**Data provided**

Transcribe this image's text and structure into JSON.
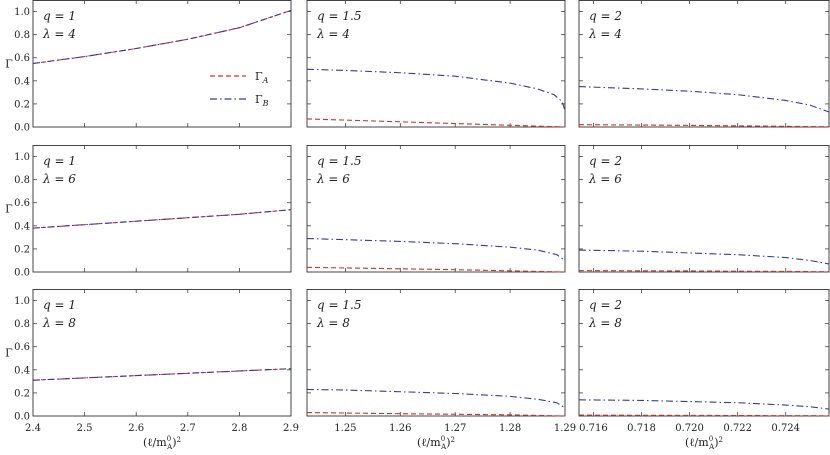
{
  "chart_data": {
    "type": "line",
    "ylabel": "Γ",
    "xlabel": "(ℓ/m_A^0)^2",
    "ylim": [
      0,
      1.1
    ],
    "yticks": [
      "0.0",
      "0.2",
      "0.4",
      "0.6",
      "0.8",
      "1.0"
    ],
    "legend": {
      "placement": "inside top-right of row 1, column 1",
      "entries": [
        {
          "key": "A",
          "base": "Γ",
          "sub": "A",
          "color": "#d03030",
          "dash": "dashed"
        },
        {
          "key": "B",
          "base": "Γ",
          "sub": "B",
          "color": "#3a3a9a",
          "dash": "dash-dot"
        }
      ]
    },
    "columns": [
      {
        "q": "1",
        "xlim": [
          2.4,
          2.9
        ],
        "xticks": [
          "2.4",
          "2.5",
          "2.6",
          "2.7",
          "2.8",
          "2.9"
        ]
      },
      {
        "q": "1.5",
        "xlim": [
          1.243,
          1.29
        ],
        "xticks": [
          "1.25",
          "1.26",
          "1.27",
          "1.28",
          "1.29"
        ]
      },
      {
        "q": "2",
        "xlim": [
          0.7154,
          0.7258
        ],
        "xticks": [
          "0.716",
          "0.718",
          "0.720",
          "0.722",
          "0.724"
        ]
      }
    ],
    "panels": [
      {
        "row": 0,
        "col": 0,
        "q_label": "q = 1",
        "lambda_label": "λ = 4",
        "series": [
          {
            "name": "Γ_A",
            "x": [
              2.4,
              2.5,
              2.6,
              2.7,
              2.8,
              2.9
            ],
            "y": [
              0.55,
              0.61,
              0.68,
              0.76,
              0.86,
              1.01
            ]
          },
          {
            "name": "Γ_B",
            "x": [
              2.4,
              2.5,
              2.6,
              2.7,
              2.8,
              2.9
            ],
            "y": [
              0.55,
              0.61,
              0.68,
              0.76,
              0.86,
              1.01
            ]
          }
        ]
      },
      {
        "row": 0,
        "col": 1,
        "q_label": "q = 1.5",
        "lambda_label": "λ = 4",
        "series": [
          {
            "name": "Γ_A",
            "x": [
              1.243,
              1.25,
              1.26,
              1.27,
              1.28,
              1.285,
              1.29
            ],
            "y": [
              0.07,
              0.06,
              0.045,
              0.03,
              0.015,
              0.008,
              0.0
            ]
          },
          {
            "name": "Γ_B",
            "x": [
              1.243,
              1.25,
              1.26,
              1.27,
              1.28,
              1.285,
              1.288,
              1.2895,
              1.29
            ],
            "y": [
              0.5,
              0.49,
              0.47,
              0.44,
              0.38,
              0.33,
              0.28,
              0.22,
              0.14
            ]
          }
        ]
      },
      {
        "row": 0,
        "col": 2,
        "q_label": "q = 2",
        "lambda_label": "λ = 4",
        "series": [
          {
            "name": "Γ_A",
            "x": [
              0.7154,
              0.718,
              0.72,
              0.722,
              0.724,
              0.7258
            ],
            "y": [
              0.02,
              0.017,
              0.014,
              0.01,
              0.006,
              0.002
            ]
          },
          {
            "name": "Γ_B",
            "x": [
              0.7154,
              0.718,
              0.72,
              0.722,
              0.724,
              0.725,
              0.7258
            ],
            "y": [
              0.35,
              0.33,
              0.31,
              0.28,
              0.23,
              0.19,
              0.13
            ]
          }
        ]
      },
      {
        "row": 1,
        "col": 0,
        "q_label": "q = 1",
        "lambda_label": "λ = 6",
        "series": [
          {
            "name": "Γ_A",
            "x": [
              2.4,
              2.5,
              2.6,
              2.7,
              2.8,
              2.9
            ],
            "y": [
              0.38,
              0.41,
              0.44,
              0.47,
              0.5,
              0.54
            ]
          },
          {
            "name": "Γ_B",
            "x": [
              2.4,
              2.5,
              2.6,
              2.7,
              2.8,
              2.9
            ],
            "y": [
              0.38,
              0.41,
              0.44,
              0.47,
              0.5,
              0.54
            ]
          }
        ]
      },
      {
        "row": 1,
        "col": 1,
        "q_label": "q = 1.5",
        "lambda_label": "λ = 6",
        "series": [
          {
            "name": "Γ_A",
            "x": [
              1.243,
              1.25,
              1.26,
              1.27,
              1.28,
              1.29
            ],
            "y": [
              0.04,
              0.035,
              0.028,
              0.02,
              0.01,
              0.0
            ]
          },
          {
            "name": "Γ_B",
            "x": [
              1.243,
              1.25,
              1.26,
              1.27,
              1.28,
              1.285,
              1.2885,
              1.29
            ],
            "y": [
              0.29,
              0.28,
              0.265,
              0.245,
              0.215,
              0.19,
              0.15,
              0.1
            ]
          }
        ]
      },
      {
        "row": 1,
        "col": 2,
        "q_label": "q = 2",
        "lambda_label": "λ = 6",
        "series": [
          {
            "name": "Γ_A",
            "x": [
              0.7154,
              0.72,
              0.724,
              0.7258
            ],
            "y": [
              0.012,
              0.009,
              0.005,
              0.002
            ]
          },
          {
            "name": "Γ_B",
            "x": [
              0.7154,
              0.718,
              0.72,
              0.722,
              0.724,
              0.725,
              0.7258
            ],
            "y": [
              0.19,
              0.18,
              0.165,
              0.15,
              0.125,
              0.1,
              0.07
            ]
          }
        ]
      },
      {
        "row": 2,
        "col": 0,
        "q_label": "q = 1",
        "lambda_label": "λ = 8",
        "series": [
          {
            "name": "Γ_A",
            "x": [
              2.4,
              2.5,
              2.6,
              2.7,
              2.8,
              2.9
            ],
            "y": [
              0.31,
              0.33,
              0.35,
              0.37,
              0.39,
              0.41
            ]
          },
          {
            "name": "Γ_B",
            "x": [
              2.4,
              2.5,
              2.6,
              2.7,
              2.8,
              2.9
            ],
            "y": [
              0.31,
              0.33,
              0.35,
              0.37,
              0.39,
              0.41
            ]
          }
        ]
      },
      {
        "row": 2,
        "col": 1,
        "q_label": "q = 1.5",
        "lambda_label": "λ = 8",
        "series": [
          {
            "name": "Γ_A",
            "x": [
              1.243,
              1.26,
              1.28,
              1.29
            ],
            "y": [
              0.03,
              0.02,
              0.01,
              0.0
            ]
          },
          {
            "name": "Γ_B",
            "x": [
              1.243,
              1.25,
              1.26,
              1.27,
              1.28,
              1.285,
              1.2885,
              1.29
            ],
            "y": [
              0.23,
              0.225,
              0.21,
              0.195,
              0.17,
              0.145,
              0.115,
              0.07
            ]
          }
        ]
      },
      {
        "row": 2,
        "col": 2,
        "q_label": "q = 2",
        "lambda_label": "λ = 8",
        "series": [
          {
            "name": "Γ_A",
            "x": [
              0.7154,
              0.72,
              0.7258
            ],
            "y": [
              0.008,
              0.005,
              0.002
            ]
          },
          {
            "name": "Γ_B",
            "x": [
              0.7154,
              0.718,
              0.72,
              0.722,
              0.724,
              0.725,
              0.7258
            ],
            "y": [
              0.14,
              0.135,
              0.125,
              0.115,
              0.095,
              0.08,
              0.06
            ]
          }
        ]
      }
    ]
  }
}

**Exercise**
Transcribe all the lines above exactly, apart from the pictures.

**Solution for this problem**
Transcribe this image's text and structure into JSON.
{
  "chart_data": {
    "type": "line",
    "ylabel": "Γ",
    "xlabel": "(ℓ/m_A^0)^2",
    "ylim": [
      0,
      1.1
    ],
    "yticks": [
      "0.0",
      "0.2",
      "0.4",
      "0.6",
      "0.8",
      "1.0"
    ],
    "legend": {
      "placement": "inside top-right of row 1, column 1",
      "entries": [
        {
          "key": "A",
          "base": "Γ",
          "sub": "A",
          "color": "#d03030",
          "dash": "dashed"
        },
        {
          "key": "B",
          "base": "Γ",
          "sub": "B",
          "color": "#3a3a9a",
          "dash": "dash-dot"
        }
      ]
    },
    "columns": [
      {
        "q": "1",
        "xlim": [
          2.4,
          2.9
        ],
        "xticks": [
          "2.4",
          "2.5",
          "2.6",
          "2.7",
          "2.8",
          "2.9"
        ]
      },
      {
        "q": "1.5",
        "xlim": [
          1.243,
          1.29
        ],
        "xticks": [
          "1.25",
          "1.26",
          "1.27",
          "1.28",
          "1.29"
        ]
      },
      {
        "q": "2",
        "xlim": [
          0.7154,
          0.7258
        ],
        "xticks": [
          "0.716",
          "0.718",
          "0.720",
          "0.722",
          "0.724"
        ]
      }
    ],
    "panels": [
      {
        "row": 0,
        "col": 0,
        "q_label": "q = 1",
        "lambda_label": "λ = 4",
        "series": [
          {
            "name": "Γ_A",
            "x": [
              2.4,
              2.5,
              2.6,
              2.7,
              2.8,
              2.9
            ],
            "y": [
              0.55,
              0.61,
              0.68,
              0.76,
              0.86,
              1.01
            ]
          },
          {
            "name": "Γ_B",
            "x": [
              2.4,
              2.5,
              2.6,
              2.7,
              2.8,
              2.9
            ],
            "y": [
              0.55,
              0.61,
              0.68,
              0.76,
              0.86,
              1.01
            ]
          }
        ]
      },
      {
        "row": 0,
        "col": 1,
        "q_label": "q = 1.5",
        "lambda_label": "λ = 4",
        "series": [
          {
            "name": "Γ_A",
            "x": [
              1.243,
              1.25,
              1.26,
              1.27,
              1.28,
              1.285,
              1.29
            ],
            "y": [
              0.07,
              0.06,
              0.045,
              0.03,
              0.015,
              0.008,
              0.0
            ]
          },
          {
            "name": "Γ_B",
            "x": [
              1.243,
              1.25,
              1.26,
              1.27,
              1.28,
              1.285,
              1.288,
              1.2895,
              1.29
            ],
            "y": [
              0.5,
              0.49,
              0.47,
              0.44,
              0.38,
              0.33,
              0.28,
              0.22,
              0.14
            ]
          }
        ]
      },
      {
        "row": 0,
        "col": 2,
        "q_label": "q = 2",
        "lambda_label": "λ = 4",
        "series": [
          {
            "name": "Γ_A",
            "x": [
              0.7154,
              0.718,
              0.72,
              0.722,
              0.724,
              0.7258
            ],
            "y": [
              0.02,
              0.017,
              0.014,
              0.01,
              0.006,
              0.002
            ]
          },
          {
            "name": "Γ_B",
            "x": [
              0.7154,
              0.718,
              0.72,
              0.722,
              0.724,
              0.725,
              0.7258
            ],
            "y": [
              0.35,
              0.33,
              0.31,
              0.28,
              0.23,
              0.19,
              0.13
            ]
          }
        ]
      },
      {
        "row": 1,
        "col": 0,
        "q_label": "q = 1",
        "lambda_label": "λ = 6",
        "series": [
          {
            "name": "Γ_A",
            "x": [
              2.4,
              2.5,
              2.6,
              2.7,
              2.8,
              2.9
            ],
            "y": [
              0.38,
              0.41,
              0.44,
              0.47,
              0.5,
              0.54
            ]
          },
          {
            "name": "Γ_B",
            "x": [
              2.4,
              2.5,
              2.6,
              2.7,
              2.8,
              2.9
            ],
            "y": [
              0.38,
              0.41,
              0.44,
              0.47,
              0.5,
              0.54
            ]
          }
        ]
      },
      {
        "row": 1,
        "col": 1,
        "q_label": "q = 1.5",
        "lambda_label": "λ = 6",
        "series": [
          {
            "name": "Γ_A",
            "x": [
              1.243,
              1.25,
              1.26,
              1.27,
              1.28,
              1.29
            ],
            "y": [
              0.04,
              0.035,
              0.028,
              0.02,
              0.01,
              0.0
            ]
          },
          {
            "name": "Γ_B",
            "x": [
              1.243,
              1.25,
              1.26,
              1.27,
              1.28,
              1.285,
              1.2885,
              1.29
            ],
            "y": [
              0.29,
              0.28,
              0.265,
              0.245,
              0.215,
              0.19,
              0.15,
              0.1
            ]
          }
        ]
      },
      {
        "row": 1,
        "col": 2,
        "q_label": "q = 2",
        "lambda_label": "λ = 6",
        "series": [
          {
            "name": "Γ_A",
            "x": [
              0.7154,
              0.72,
              0.724,
              0.7258
            ],
            "y": [
              0.012,
              0.009,
              0.005,
              0.002
            ]
          },
          {
            "name": "Γ_B",
            "x": [
              0.7154,
              0.718,
              0.72,
              0.722,
              0.724,
              0.725,
              0.7258
            ],
            "y": [
              0.19,
              0.18,
              0.165,
              0.15,
              0.125,
              0.1,
              0.07
            ]
          }
        ]
      },
      {
        "row": 2,
        "col": 0,
        "q_label": "q = 1",
        "lambda_label": "λ = 8",
        "series": [
          {
            "name": "Γ_A",
            "x": [
              2.4,
              2.5,
              2.6,
              2.7,
              2.8,
              2.9
            ],
            "y": [
              0.31,
              0.33,
              0.35,
              0.37,
              0.39,
              0.41
            ]
          },
          {
            "name": "Γ_B",
            "x": [
              2.4,
              2.5,
              2.6,
              2.7,
              2.8,
              2.9
            ],
            "y": [
              0.31,
              0.33,
              0.35,
              0.37,
              0.39,
              0.41
            ]
          }
        ]
      },
      {
        "row": 2,
        "col": 1,
        "q_label": "q = 1.5",
        "lambda_label": "λ = 8",
        "series": [
          {
            "name": "Γ_A",
            "x": [
              1.243,
              1.26,
              1.28,
              1.29
            ],
            "y": [
              0.03,
              0.02,
              0.01,
              0.0
            ]
          },
          {
            "name": "Γ_B",
            "x": [
              1.243,
              1.25,
              1.26,
              1.27,
              1.28,
              1.285,
              1.2885,
              1.29
            ],
            "y": [
              0.23,
              0.225,
              0.21,
              0.195,
              0.17,
              0.145,
              0.115,
              0.07
            ]
          }
        ]
      },
      {
        "row": 2,
        "col": 2,
        "q_label": "q = 2",
        "lambda_label": "λ = 8",
        "series": [
          {
            "name": "Γ_A",
            "x": [
              0.7154,
              0.72,
              0.7258
            ],
            "y": [
              0.008,
              0.005,
              0.002
            ]
          },
          {
            "name": "Γ_B",
            "x": [
              0.7154,
              0.718,
              0.72,
              0.722,
              0.724,
              0.725,
              0.7258
            ],
            "y": [
              0.14,
              0.135,
              0.125,
              0.115,
              0.095,
              0.08,
              0.06
            ]
          }
        ]
      }
    ]
  }
}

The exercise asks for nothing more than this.